▶ _Exercise description_: Find every line in the records below that contains "medium", and copy it.

Given records section start

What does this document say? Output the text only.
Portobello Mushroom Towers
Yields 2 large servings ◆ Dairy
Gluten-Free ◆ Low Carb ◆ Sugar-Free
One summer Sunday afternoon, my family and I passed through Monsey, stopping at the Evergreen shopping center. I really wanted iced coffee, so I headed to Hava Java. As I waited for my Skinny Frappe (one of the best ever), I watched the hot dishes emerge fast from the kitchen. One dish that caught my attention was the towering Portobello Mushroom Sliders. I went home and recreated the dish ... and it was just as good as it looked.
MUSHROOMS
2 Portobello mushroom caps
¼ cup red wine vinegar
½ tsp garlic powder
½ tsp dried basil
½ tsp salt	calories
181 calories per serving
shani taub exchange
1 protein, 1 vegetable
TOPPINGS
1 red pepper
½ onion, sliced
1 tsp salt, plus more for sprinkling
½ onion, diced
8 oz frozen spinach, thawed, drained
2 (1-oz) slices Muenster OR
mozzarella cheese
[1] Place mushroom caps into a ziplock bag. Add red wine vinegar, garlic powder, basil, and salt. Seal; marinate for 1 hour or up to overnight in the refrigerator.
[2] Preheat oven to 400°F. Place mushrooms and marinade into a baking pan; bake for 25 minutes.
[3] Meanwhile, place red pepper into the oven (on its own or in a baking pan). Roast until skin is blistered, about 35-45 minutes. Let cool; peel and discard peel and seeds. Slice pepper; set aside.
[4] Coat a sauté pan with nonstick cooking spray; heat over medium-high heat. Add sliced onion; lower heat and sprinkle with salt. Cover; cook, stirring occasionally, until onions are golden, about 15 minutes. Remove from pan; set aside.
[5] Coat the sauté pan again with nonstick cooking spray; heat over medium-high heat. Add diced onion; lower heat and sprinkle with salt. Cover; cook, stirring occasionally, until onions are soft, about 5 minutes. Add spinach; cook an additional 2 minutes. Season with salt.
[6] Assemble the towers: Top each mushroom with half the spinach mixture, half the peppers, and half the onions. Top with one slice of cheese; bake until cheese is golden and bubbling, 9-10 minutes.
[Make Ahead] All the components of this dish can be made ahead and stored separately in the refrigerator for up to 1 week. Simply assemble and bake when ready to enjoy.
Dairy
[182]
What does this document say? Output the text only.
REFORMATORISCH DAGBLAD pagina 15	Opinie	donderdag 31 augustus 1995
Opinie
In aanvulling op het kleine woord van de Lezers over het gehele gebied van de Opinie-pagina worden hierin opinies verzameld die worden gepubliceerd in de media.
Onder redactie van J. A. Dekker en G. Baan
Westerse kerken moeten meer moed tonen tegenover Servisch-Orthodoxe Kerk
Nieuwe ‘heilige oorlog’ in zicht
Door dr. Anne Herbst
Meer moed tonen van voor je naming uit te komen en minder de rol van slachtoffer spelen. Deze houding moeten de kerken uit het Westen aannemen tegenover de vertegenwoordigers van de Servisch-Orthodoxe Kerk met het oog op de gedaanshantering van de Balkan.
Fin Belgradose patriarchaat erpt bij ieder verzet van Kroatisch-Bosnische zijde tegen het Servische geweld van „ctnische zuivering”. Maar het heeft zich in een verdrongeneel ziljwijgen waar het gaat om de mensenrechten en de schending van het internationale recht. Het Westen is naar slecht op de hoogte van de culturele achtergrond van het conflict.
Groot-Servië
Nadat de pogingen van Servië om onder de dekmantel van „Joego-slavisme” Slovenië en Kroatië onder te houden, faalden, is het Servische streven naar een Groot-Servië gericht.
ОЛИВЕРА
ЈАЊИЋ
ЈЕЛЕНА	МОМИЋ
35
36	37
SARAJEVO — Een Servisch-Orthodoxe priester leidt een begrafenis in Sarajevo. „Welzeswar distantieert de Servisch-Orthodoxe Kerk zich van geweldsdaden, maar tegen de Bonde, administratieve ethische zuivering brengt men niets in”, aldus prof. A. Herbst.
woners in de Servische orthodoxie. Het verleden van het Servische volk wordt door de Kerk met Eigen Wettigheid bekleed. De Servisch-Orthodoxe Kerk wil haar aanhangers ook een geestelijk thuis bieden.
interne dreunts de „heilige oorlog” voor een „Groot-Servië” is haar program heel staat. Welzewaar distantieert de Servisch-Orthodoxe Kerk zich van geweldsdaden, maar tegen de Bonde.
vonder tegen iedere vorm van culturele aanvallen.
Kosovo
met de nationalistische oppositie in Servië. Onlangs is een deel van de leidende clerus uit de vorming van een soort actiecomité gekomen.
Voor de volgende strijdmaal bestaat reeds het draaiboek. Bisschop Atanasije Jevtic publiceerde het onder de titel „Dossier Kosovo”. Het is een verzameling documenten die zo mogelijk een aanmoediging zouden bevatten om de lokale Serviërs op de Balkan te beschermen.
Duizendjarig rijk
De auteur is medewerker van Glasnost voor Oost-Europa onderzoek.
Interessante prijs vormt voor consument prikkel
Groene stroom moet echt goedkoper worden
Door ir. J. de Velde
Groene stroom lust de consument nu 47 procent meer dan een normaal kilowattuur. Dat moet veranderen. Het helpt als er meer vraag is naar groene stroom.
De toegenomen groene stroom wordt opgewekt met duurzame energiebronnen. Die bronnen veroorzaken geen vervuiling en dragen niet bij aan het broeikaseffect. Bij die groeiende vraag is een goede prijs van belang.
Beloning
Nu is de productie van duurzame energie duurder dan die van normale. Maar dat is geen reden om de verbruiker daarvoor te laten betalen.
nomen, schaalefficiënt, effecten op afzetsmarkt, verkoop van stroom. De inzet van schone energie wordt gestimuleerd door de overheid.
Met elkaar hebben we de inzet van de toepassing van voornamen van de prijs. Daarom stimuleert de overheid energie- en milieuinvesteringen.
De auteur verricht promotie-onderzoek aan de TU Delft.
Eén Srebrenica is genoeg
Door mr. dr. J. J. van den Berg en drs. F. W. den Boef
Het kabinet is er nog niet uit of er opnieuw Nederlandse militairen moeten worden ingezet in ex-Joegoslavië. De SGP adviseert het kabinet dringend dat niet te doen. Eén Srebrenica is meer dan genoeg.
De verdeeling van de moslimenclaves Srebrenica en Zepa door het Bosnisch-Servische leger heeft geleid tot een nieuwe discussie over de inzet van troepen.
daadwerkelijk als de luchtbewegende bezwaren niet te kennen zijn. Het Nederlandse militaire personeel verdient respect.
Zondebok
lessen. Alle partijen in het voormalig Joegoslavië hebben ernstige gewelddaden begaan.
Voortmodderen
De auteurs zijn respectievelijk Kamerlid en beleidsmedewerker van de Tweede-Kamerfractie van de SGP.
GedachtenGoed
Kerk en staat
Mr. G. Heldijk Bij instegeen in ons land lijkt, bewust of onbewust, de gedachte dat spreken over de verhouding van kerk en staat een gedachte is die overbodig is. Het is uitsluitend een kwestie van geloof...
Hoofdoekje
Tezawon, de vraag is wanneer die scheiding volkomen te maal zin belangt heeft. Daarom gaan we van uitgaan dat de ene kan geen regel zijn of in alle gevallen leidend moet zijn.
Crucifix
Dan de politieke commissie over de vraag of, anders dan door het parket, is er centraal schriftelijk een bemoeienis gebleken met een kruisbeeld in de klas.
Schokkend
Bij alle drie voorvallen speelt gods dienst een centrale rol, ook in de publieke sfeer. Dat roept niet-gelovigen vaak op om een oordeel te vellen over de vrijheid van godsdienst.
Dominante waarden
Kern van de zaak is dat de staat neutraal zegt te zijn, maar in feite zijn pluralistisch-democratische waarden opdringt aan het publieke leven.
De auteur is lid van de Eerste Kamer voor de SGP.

Given records section end

▶ _Written solution_:
[4] Coat a sauté pan with nonstick cooking spray; heat over medium-high heat. Add sliced onion; lower heat and sprinkle with salt. Cover; cook, stirring occasionally, until onions are golden, about 15 minutes. Remove from pan; set aside.
[5] Coat the sauté pan again with nonstick cooking spray; heat over medium-high heat. Add diced onion; lower heat and sprinkle with salt. Cover; cook, stirring occasionally, until onions are soft, about 5 minutes. Add spinach; cook an additional 2 minutes. Season with salt.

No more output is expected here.